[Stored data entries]
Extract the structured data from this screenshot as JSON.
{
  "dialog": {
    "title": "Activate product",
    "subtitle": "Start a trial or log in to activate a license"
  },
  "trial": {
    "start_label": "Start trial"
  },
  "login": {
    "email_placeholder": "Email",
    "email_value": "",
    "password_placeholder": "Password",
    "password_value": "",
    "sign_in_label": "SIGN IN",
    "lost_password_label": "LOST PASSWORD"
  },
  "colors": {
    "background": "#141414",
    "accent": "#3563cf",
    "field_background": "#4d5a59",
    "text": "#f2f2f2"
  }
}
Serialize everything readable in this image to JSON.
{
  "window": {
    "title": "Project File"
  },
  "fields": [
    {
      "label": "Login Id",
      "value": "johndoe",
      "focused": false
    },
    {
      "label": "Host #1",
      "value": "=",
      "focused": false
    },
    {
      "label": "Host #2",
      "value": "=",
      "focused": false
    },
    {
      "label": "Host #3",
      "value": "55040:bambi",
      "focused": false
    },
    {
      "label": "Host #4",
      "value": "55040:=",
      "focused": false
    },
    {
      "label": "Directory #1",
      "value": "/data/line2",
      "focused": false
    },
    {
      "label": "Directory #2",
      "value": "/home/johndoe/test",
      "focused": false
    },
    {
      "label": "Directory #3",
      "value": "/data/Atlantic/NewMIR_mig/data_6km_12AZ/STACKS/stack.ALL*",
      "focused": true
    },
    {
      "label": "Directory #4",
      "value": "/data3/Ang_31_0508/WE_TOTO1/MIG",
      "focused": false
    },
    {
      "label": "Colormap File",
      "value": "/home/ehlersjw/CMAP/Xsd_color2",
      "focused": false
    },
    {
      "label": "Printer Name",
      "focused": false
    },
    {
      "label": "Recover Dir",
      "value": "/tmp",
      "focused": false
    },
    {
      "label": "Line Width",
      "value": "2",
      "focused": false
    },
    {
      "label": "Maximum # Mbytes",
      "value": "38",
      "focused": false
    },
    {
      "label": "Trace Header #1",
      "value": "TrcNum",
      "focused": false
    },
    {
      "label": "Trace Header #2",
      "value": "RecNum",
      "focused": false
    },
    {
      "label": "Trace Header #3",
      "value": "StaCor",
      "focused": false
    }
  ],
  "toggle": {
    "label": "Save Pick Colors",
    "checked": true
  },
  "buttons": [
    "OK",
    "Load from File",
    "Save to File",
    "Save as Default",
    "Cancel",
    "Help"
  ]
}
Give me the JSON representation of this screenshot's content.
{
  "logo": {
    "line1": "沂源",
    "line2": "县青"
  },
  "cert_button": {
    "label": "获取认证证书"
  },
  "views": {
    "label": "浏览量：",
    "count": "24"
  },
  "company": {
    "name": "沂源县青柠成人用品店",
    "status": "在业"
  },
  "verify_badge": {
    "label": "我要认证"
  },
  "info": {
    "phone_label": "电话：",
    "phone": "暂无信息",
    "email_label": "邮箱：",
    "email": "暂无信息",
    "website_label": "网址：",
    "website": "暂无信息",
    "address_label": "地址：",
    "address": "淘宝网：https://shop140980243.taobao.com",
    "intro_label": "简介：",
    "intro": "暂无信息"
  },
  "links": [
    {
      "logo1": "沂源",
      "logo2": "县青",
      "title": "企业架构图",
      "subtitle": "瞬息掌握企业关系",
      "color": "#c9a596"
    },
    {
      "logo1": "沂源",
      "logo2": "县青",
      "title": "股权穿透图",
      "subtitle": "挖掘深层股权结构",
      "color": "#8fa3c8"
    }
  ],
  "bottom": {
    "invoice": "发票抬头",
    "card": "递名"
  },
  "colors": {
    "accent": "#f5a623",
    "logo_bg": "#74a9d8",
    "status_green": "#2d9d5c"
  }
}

### TO BE DONE
Search the preceding listing for the word "trial" and pull out every line that holds it.

### SOLUTION TO THIS PROBLEM
    "subtitle": "Start a trial or log in to activate a license"
  "trial": {
    "start_label": "Start trial"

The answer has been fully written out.